Exercise requirements -
In the data that follows, count every line holding the string "avatar" and give the count alone.

Given data -
■ ■ ■ ■
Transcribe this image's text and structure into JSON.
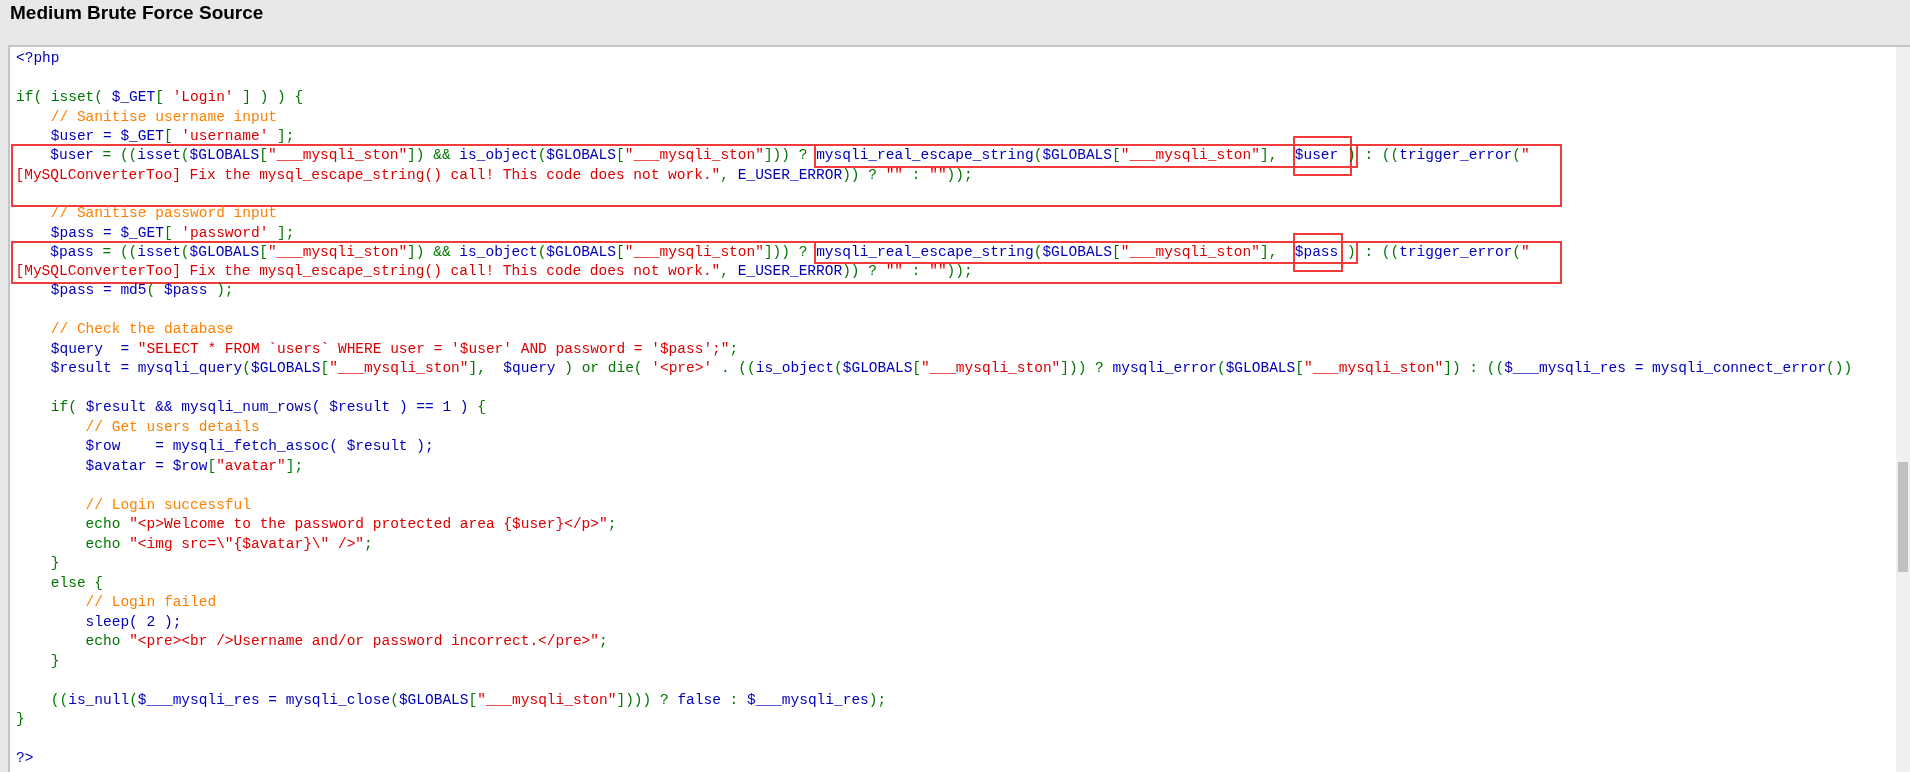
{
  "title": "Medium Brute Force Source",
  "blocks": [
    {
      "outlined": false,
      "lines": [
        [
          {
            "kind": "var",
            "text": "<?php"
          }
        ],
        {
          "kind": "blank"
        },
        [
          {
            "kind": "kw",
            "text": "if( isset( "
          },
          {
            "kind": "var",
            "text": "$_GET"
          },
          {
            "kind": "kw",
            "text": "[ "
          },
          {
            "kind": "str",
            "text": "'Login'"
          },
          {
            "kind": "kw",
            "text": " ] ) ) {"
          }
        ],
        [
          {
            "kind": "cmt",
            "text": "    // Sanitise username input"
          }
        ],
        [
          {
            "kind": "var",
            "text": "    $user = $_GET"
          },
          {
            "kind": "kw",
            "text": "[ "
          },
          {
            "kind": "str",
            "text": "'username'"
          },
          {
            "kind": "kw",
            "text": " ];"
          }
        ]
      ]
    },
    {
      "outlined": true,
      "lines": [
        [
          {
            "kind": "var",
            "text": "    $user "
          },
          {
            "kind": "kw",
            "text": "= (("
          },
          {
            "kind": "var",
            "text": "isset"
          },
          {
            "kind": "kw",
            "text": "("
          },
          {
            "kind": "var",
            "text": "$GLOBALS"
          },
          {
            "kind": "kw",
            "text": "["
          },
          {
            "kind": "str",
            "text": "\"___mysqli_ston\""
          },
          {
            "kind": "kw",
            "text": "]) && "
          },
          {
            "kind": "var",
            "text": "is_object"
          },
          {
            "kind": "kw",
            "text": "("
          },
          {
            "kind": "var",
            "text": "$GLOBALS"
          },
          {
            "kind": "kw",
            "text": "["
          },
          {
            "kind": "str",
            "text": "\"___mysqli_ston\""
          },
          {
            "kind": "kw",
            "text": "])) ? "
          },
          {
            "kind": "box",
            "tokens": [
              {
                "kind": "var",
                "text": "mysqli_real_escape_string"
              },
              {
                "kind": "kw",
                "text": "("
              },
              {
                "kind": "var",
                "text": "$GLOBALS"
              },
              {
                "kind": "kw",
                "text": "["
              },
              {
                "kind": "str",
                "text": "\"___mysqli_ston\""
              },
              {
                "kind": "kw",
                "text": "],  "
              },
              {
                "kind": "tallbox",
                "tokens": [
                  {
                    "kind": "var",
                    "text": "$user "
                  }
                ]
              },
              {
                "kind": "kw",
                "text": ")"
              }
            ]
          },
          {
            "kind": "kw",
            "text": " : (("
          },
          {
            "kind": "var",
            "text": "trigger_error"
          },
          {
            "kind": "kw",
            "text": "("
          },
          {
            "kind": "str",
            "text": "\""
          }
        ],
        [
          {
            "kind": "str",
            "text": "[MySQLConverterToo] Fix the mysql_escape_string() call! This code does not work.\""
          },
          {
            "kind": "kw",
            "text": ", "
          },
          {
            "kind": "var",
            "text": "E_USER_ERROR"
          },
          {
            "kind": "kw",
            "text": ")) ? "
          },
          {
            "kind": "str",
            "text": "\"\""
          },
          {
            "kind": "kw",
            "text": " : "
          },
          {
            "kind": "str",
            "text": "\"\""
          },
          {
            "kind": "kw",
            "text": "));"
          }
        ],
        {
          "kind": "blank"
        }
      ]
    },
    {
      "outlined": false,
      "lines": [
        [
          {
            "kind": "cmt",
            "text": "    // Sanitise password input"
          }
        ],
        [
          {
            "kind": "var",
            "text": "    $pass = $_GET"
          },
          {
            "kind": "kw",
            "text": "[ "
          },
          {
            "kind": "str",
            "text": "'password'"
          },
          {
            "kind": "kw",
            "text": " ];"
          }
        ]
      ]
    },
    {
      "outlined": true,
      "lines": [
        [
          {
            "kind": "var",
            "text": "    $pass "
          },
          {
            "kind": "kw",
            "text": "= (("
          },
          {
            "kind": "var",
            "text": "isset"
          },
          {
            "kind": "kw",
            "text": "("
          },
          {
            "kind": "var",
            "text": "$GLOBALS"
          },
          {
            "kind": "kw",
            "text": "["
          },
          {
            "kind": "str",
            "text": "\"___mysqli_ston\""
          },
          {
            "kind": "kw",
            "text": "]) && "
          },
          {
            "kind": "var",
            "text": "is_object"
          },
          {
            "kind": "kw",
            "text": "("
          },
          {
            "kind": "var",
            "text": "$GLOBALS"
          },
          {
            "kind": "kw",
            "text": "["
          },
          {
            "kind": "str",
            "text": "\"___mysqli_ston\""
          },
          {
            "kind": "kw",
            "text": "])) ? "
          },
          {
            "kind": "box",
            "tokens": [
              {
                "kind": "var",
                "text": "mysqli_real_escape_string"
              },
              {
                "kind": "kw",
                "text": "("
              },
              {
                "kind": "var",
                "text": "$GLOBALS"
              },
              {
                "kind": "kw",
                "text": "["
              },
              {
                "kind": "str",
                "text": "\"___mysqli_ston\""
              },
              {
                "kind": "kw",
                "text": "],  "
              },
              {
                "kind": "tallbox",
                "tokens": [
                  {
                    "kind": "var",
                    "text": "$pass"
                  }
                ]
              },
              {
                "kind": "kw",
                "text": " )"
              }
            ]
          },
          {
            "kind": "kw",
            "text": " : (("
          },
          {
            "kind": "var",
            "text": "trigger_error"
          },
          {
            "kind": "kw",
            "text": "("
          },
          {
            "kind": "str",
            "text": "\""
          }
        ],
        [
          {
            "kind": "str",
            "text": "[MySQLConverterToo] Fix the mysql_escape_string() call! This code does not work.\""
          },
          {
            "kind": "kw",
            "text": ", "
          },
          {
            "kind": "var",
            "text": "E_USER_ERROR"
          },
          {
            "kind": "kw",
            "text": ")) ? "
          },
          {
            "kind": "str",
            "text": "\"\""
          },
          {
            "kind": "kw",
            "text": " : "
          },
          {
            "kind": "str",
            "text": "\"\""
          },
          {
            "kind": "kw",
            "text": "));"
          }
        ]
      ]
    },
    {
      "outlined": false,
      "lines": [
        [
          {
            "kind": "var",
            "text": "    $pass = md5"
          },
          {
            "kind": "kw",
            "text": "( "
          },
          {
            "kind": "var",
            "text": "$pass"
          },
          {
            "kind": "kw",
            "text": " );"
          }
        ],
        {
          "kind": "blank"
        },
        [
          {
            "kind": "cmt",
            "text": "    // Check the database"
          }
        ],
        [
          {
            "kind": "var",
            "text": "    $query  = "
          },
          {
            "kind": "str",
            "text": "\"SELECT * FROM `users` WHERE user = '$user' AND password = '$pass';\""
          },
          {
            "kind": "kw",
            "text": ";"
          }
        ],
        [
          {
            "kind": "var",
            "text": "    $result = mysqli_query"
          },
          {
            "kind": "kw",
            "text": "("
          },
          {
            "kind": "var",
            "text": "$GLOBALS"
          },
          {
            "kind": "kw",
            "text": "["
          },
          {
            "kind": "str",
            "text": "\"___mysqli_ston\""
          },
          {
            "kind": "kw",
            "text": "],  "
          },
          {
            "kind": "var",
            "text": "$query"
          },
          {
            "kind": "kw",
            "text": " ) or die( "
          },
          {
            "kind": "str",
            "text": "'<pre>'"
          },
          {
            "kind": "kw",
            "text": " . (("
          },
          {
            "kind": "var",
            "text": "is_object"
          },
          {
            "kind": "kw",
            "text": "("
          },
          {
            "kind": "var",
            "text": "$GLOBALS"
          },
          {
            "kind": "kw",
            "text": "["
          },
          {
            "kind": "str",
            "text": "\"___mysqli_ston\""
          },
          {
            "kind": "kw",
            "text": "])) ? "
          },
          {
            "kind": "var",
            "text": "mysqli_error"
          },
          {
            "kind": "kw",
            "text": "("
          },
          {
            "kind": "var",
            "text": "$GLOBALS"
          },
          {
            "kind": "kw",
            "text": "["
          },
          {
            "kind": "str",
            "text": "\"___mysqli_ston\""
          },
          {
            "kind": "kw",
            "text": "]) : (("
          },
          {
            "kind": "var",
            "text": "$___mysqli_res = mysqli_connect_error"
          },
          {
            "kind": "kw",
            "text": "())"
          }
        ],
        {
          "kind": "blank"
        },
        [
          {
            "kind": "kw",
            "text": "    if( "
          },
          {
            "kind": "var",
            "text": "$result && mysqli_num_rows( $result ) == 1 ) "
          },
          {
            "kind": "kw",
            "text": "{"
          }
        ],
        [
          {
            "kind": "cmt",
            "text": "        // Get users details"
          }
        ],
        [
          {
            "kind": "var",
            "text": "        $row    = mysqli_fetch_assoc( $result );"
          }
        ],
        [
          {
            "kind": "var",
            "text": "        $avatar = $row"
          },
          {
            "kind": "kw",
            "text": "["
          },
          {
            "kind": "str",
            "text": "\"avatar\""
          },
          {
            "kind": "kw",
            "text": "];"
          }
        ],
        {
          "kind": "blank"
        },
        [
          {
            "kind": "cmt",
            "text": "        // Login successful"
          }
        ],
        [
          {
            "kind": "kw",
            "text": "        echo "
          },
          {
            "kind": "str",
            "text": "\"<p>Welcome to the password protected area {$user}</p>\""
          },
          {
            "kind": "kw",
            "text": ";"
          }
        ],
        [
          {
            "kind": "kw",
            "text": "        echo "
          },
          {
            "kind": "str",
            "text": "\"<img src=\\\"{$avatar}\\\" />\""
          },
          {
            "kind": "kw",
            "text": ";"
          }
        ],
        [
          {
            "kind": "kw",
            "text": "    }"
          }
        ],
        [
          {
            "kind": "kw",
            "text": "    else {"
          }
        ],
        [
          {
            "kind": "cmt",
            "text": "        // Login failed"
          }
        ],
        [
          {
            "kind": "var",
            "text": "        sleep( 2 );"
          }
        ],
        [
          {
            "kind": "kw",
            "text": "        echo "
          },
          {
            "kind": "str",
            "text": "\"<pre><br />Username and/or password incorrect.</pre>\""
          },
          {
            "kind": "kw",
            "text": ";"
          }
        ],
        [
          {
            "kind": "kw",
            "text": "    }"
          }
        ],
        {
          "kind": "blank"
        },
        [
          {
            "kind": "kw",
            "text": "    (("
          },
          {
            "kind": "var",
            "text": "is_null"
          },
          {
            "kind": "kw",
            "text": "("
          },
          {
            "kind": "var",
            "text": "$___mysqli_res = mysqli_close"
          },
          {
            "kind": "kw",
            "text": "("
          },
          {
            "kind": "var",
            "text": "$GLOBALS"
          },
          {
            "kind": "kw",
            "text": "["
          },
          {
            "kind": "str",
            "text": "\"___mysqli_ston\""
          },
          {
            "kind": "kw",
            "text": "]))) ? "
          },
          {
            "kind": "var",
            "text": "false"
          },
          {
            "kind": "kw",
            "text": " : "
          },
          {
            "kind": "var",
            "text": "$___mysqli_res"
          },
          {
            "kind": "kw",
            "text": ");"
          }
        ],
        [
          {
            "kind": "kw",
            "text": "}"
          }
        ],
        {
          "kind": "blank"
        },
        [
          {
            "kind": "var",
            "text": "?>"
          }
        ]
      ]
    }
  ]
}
■ ■ ■ ■
Completed exercise -
3